PROBLEM STATEMENT
Output a single figure: the number of lines in which the word "name" appears.

PROVIDED ENTRIES
═══

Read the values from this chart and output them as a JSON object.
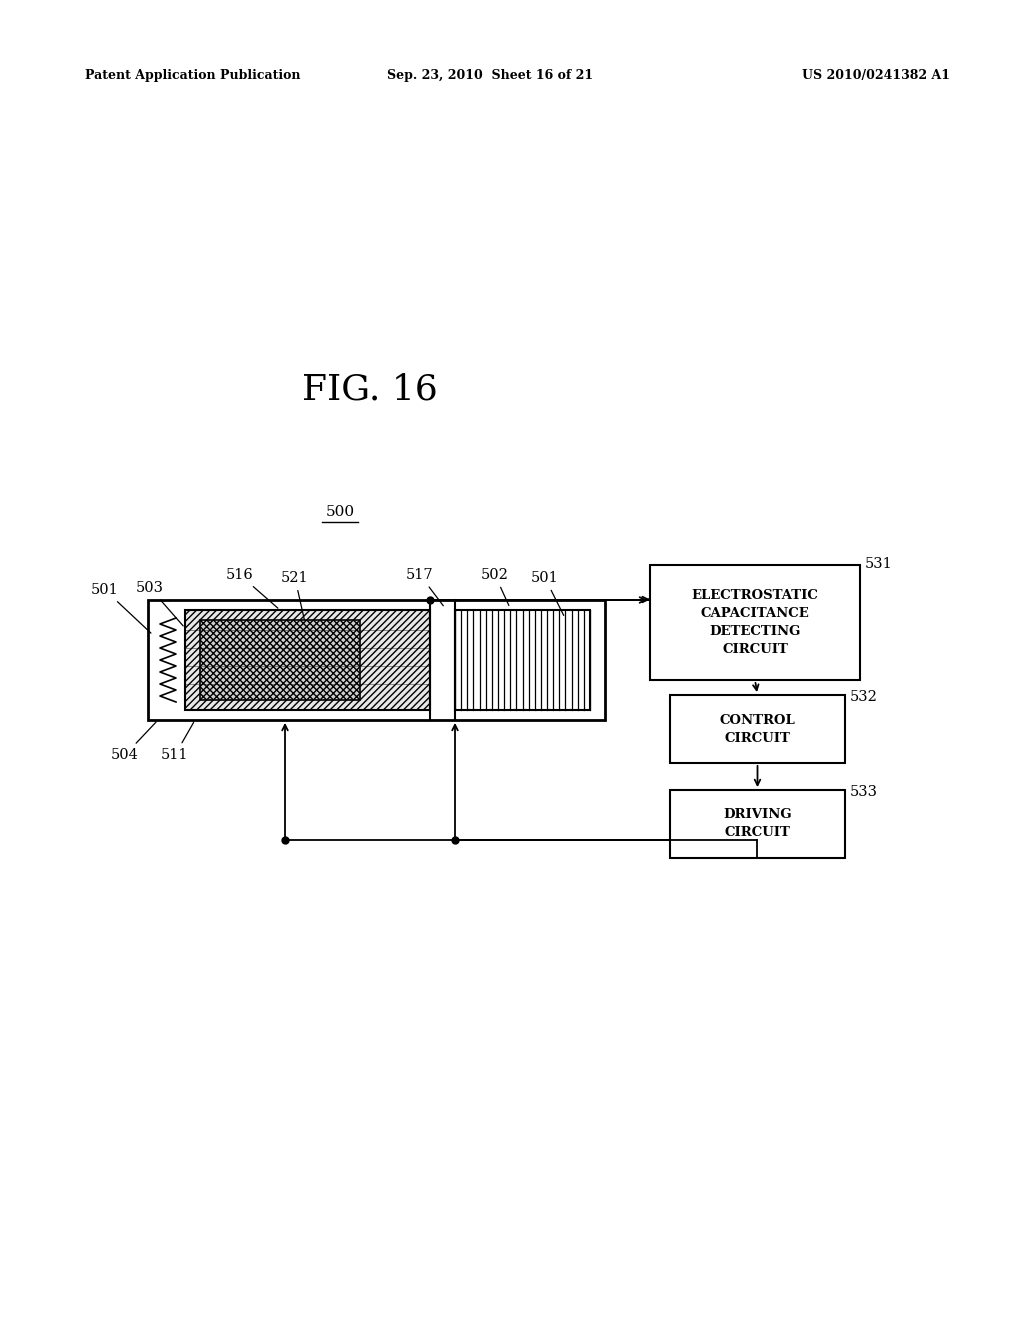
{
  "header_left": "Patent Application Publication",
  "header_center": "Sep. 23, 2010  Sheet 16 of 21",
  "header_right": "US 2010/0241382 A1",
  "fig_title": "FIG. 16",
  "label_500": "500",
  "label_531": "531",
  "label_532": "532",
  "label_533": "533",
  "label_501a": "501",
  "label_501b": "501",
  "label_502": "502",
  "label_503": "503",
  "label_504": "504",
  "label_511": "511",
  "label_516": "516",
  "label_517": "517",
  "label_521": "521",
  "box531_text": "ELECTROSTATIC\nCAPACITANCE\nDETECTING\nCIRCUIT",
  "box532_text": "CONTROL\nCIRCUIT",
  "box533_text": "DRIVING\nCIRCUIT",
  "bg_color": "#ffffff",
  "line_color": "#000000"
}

═══

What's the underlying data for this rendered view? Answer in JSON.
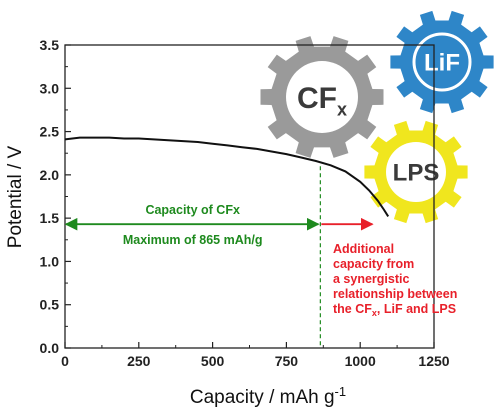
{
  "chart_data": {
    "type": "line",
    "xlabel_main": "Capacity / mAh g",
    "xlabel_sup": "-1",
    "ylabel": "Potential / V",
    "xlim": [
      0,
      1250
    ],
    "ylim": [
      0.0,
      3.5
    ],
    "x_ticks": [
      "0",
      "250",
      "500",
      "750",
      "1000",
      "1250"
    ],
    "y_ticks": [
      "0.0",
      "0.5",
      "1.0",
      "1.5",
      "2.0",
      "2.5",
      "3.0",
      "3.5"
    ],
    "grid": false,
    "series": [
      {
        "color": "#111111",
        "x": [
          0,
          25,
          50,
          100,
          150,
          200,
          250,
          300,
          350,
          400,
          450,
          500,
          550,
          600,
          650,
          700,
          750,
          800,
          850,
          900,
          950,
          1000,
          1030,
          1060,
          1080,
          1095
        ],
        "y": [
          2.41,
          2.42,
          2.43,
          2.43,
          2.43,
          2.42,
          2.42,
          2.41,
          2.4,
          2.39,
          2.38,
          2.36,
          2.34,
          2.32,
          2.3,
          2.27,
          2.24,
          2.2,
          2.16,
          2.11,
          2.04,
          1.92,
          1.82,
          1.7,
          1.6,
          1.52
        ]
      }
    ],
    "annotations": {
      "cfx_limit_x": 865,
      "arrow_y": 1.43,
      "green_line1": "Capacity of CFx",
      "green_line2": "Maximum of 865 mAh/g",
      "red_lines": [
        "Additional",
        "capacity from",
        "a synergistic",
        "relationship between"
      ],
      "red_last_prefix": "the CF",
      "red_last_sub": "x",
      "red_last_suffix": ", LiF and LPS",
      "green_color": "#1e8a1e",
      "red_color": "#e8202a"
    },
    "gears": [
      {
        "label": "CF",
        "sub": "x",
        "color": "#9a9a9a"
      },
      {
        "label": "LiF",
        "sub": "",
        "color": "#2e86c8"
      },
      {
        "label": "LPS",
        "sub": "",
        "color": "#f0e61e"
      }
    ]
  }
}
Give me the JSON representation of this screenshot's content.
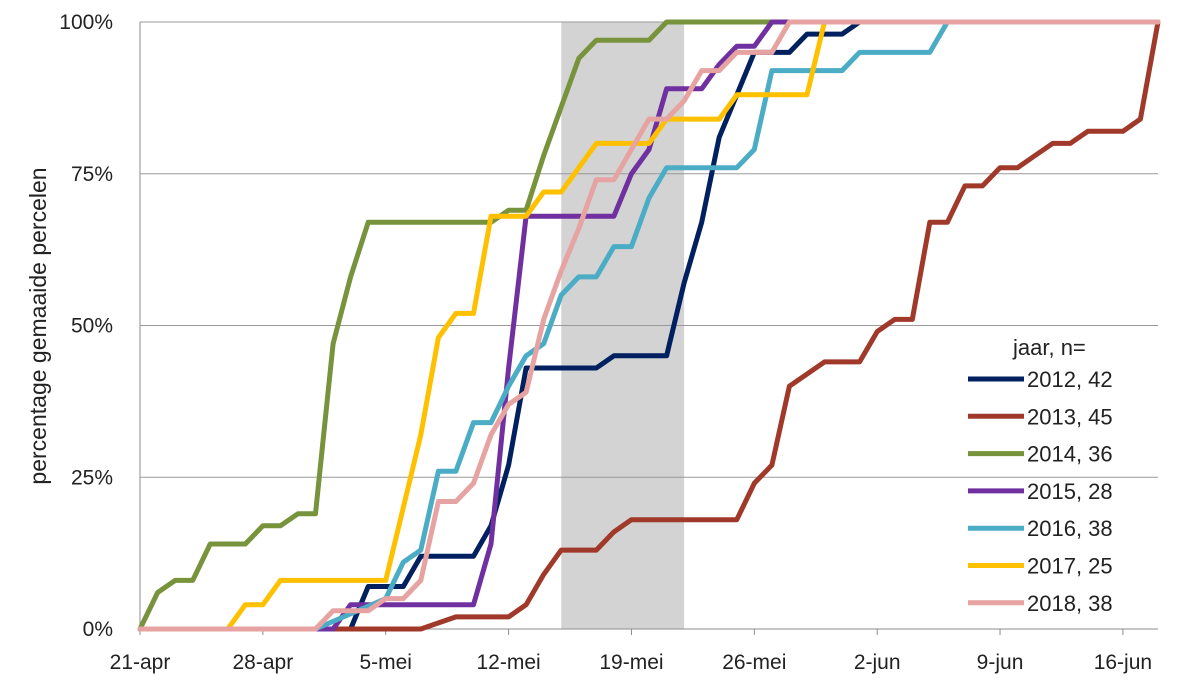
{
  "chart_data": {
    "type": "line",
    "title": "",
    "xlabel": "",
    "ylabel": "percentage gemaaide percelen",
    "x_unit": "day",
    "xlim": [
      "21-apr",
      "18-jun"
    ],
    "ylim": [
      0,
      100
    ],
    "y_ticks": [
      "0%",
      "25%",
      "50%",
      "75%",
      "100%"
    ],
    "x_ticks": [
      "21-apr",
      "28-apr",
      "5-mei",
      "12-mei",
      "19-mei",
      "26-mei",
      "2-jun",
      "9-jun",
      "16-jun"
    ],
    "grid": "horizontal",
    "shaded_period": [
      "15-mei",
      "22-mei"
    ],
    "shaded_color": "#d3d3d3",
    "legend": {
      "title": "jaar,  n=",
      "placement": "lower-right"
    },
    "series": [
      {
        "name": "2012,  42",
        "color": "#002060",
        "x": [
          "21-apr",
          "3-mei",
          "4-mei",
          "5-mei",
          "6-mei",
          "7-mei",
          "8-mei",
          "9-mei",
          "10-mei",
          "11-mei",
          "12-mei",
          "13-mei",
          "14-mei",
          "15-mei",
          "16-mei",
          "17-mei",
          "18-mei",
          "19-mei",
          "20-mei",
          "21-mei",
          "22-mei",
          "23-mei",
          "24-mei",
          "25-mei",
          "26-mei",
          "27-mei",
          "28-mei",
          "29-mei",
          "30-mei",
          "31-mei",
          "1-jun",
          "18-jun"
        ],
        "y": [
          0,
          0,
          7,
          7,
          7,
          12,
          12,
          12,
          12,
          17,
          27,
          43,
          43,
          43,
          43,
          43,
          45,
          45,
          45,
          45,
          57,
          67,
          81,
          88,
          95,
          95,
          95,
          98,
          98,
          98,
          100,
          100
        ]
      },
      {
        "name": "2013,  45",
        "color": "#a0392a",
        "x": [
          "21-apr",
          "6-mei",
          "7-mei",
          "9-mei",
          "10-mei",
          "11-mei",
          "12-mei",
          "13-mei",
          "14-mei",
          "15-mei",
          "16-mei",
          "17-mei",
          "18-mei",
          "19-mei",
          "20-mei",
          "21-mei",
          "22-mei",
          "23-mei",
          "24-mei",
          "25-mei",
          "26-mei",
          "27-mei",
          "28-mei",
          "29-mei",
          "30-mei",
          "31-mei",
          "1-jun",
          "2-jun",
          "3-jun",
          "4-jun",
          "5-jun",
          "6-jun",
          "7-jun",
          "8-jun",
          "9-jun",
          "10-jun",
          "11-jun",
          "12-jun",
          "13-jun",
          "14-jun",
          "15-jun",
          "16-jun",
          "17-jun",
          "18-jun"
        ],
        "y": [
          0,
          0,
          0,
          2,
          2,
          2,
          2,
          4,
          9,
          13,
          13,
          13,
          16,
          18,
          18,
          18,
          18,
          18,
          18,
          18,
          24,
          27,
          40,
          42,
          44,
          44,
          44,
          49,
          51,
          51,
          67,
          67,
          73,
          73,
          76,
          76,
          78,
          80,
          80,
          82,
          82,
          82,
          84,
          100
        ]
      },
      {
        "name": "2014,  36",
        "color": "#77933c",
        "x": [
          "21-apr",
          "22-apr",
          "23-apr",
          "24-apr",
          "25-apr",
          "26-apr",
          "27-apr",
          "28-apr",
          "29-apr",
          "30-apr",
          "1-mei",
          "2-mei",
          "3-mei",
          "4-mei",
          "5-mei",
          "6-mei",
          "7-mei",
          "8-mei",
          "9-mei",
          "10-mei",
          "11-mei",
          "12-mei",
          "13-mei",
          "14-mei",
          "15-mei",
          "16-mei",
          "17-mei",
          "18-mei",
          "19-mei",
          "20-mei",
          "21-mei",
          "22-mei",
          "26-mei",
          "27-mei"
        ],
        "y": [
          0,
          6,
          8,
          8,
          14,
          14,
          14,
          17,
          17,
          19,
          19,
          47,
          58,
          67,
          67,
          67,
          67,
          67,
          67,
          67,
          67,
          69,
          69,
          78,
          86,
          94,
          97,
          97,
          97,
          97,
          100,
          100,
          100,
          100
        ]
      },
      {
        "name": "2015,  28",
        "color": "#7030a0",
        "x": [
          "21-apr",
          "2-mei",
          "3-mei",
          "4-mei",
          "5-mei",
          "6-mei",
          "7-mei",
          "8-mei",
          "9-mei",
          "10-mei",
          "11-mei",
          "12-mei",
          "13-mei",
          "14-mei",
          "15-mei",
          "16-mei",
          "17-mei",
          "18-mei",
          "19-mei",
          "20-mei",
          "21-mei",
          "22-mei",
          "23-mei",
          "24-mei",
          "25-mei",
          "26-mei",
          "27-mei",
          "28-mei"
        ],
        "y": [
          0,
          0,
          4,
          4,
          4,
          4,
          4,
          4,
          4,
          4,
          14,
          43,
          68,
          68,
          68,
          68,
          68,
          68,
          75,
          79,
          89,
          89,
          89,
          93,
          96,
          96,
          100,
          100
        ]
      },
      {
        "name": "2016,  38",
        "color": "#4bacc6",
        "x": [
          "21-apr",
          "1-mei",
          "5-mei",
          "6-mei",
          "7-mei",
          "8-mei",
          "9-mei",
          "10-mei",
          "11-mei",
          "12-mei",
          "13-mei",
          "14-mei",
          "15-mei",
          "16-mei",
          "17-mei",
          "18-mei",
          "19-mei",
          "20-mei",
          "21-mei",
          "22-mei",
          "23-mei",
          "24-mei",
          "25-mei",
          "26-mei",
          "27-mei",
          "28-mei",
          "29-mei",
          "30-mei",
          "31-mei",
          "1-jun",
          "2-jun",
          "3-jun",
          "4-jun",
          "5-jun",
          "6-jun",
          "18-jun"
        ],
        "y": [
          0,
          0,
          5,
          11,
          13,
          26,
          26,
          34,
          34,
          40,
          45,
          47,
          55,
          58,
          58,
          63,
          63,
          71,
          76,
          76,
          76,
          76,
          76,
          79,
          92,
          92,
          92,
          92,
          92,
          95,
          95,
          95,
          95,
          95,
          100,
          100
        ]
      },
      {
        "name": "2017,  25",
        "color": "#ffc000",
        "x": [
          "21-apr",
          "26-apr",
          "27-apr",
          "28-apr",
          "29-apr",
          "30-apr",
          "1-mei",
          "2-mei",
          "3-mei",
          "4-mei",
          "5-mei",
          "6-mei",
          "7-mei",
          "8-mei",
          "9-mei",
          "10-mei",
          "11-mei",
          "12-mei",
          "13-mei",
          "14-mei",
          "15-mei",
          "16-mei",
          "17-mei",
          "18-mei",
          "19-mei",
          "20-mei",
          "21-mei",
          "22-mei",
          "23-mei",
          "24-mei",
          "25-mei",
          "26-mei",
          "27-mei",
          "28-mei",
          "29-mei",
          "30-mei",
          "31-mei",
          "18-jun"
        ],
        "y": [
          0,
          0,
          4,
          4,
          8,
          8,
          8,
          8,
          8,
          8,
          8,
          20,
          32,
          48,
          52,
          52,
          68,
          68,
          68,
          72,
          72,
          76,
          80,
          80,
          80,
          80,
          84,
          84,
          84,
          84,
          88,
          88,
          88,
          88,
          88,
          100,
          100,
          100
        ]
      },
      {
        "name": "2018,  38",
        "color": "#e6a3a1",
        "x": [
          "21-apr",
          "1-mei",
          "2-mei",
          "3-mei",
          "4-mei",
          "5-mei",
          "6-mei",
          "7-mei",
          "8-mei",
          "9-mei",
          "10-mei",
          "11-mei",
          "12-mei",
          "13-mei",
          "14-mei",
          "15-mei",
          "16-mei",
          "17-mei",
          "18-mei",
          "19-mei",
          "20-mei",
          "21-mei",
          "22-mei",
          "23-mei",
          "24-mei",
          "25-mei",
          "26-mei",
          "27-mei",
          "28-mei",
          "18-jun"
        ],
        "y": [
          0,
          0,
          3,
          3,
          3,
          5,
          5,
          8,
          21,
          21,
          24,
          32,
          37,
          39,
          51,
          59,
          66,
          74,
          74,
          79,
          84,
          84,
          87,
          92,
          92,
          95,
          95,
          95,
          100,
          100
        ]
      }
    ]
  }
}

═══

FULL OUTPUT
7